** EXERCISE GOAL **
The exercise asks for every line of the data to be reproduced exactly.
━━━━━━━━━━━━━━━━━━━━
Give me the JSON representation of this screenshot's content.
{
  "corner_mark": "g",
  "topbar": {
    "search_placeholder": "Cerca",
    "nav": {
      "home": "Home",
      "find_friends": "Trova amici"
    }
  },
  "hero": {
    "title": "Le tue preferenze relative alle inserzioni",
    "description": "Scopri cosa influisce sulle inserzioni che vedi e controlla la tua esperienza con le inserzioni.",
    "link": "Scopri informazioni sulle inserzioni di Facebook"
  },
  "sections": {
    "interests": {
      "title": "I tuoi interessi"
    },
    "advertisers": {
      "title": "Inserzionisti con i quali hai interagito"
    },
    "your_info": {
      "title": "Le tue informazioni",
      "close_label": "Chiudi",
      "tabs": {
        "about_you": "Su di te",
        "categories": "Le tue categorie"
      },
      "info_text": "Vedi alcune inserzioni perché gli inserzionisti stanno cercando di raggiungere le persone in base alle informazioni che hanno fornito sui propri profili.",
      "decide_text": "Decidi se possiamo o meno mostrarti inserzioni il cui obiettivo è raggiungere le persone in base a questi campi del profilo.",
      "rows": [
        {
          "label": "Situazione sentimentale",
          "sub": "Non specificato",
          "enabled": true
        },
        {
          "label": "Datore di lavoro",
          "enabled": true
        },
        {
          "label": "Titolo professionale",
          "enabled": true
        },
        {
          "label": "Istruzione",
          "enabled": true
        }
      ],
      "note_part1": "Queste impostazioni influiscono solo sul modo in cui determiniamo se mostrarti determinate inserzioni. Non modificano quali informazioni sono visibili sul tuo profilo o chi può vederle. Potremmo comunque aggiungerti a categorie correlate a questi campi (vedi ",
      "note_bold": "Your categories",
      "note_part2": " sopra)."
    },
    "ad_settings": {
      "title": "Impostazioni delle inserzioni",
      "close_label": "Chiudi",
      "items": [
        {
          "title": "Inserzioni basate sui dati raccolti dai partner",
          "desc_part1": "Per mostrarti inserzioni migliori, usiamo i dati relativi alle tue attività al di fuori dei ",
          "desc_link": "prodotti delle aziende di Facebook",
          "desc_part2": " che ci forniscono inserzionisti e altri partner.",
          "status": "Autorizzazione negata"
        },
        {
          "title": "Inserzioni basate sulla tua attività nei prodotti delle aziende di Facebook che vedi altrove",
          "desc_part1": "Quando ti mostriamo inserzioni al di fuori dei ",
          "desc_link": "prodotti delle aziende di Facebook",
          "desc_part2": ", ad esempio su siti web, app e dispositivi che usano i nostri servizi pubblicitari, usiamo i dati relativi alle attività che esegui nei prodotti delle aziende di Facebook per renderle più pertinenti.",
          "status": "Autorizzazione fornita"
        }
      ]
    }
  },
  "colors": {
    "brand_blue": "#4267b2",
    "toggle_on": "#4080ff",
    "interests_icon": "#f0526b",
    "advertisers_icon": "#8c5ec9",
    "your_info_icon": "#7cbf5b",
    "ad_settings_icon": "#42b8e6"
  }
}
━━━━━━━━━━━━━━━━━━━━
** EXERCISE SOLUTION **
Give me the JSON representation of this screenshot's content.
{
  "corner_mark": "g",
  "topbar": {
    "search_placeholder": "Cerca",
    "nav": {
      "home": "Home",
      "find_friends": "Trova amici"
    }
  },
  "hero": {
    "title": "Le tue preferenze relative alle inserzioni",
    "description": "Scopri cosa influisce sulle inserzioni che vedi e controlla la tua esperienza con le inserzioni.",
    "link": "Scopri informazioni sulle inserzioni di Facebook"
  },
  "sections": {
    "interests": {
      "title": "I tuoi interessi"
    },
    "advertisers": {
      "title": "Inserzionisti con i quali hai interagito"
    },
    "your_info": {
      "title": "Le tue informazioni",
      "close_label": "Chiudi",
      "tabs": {
        "about_you": "Su di te",
        "categories": "Le tue categorie"
      },
      "info_text": "Vedi alcune inserzioni perché gli inserzionisti stanno cercando di raggiungere le persone in base alle informazioni che hanno fornito sui propri profili.",
      "decide_text": "Decidi se possiamo o meno mostrarti inserzioni il cui obiettivo è raggiungere le persone in base a questi campi del profilo.",
      "rows": [
        {
          "label": "Situazione sentimentale",
          "sub": "Non specificato",
          "enabled": true
        },
        {
          "label": "Datore di lavoro",
          "enabled": true
        },
        {
          "label": "Titolo professionale",
          "enabled": true
        },
        {
          "label": "Istruzione",
          "enabled": true
        }
      ],
      "note_part1": "Queste impostazioni influiscono solo sul modo in cui determiniamo se mostrarti determinate inserzioni. Non modificano quali informazioni sono visibili sul tuo profilo o chi può vederle. Potremmo comunque aggiungerti a categorie correlate a questi campi (vedi ",
      "note_bold": "Your categories",
      "note_part2": " sopra)."
    },
    "ad_settings": {
      "title": "Impostazioni delle inserzioni",
      "close_label": "Chiudi",
      "items": [
        {
          "title": "Inserzioni basate sui dati raccolti dai partner",
          "desc_part1": "Per mostrarti inserzioni migliori, usiamo i dati relativi alle tue attività al di fuori dei ",
          "desc_link": "prodotti delle aziende di Facebook",
          "desc_part2": " che ci forniscono inserzionisti e altri partner.",
          "status": "Autorizzazione negata"
        },
        {
          "title": "Inserzioni basate sulla tua attività nei prodotti delle aziende di Facebook che vedi altrove",
          "desc_part1": "Quando ti mostriamo inserzioni al di fuori dei ",
          "desc_link": "prodotti delle aziende di Facebook",
          "desc_part2": ", ad esempio su siti web, app e dispositivi che usano i nostri servizi pubblicitari, usiamo i dati relativi alle attività che esegui nei prodotti delle aziende di Facebook per renderle più pertinenti.",
          "status": "Autorizzazione fornita"
        }
      ]
    }
  },
  "colors": {
    "brand_blue": "#4267b2",
    "toggle_on": "#4080ff",
    "interests_icon": "#f0526b",
    "advertisers_icon": "#8c5ec9",
    "your_info_icon": "#7cbf5b",
    "ad_settings_icon": "#42b8e6"
  }
}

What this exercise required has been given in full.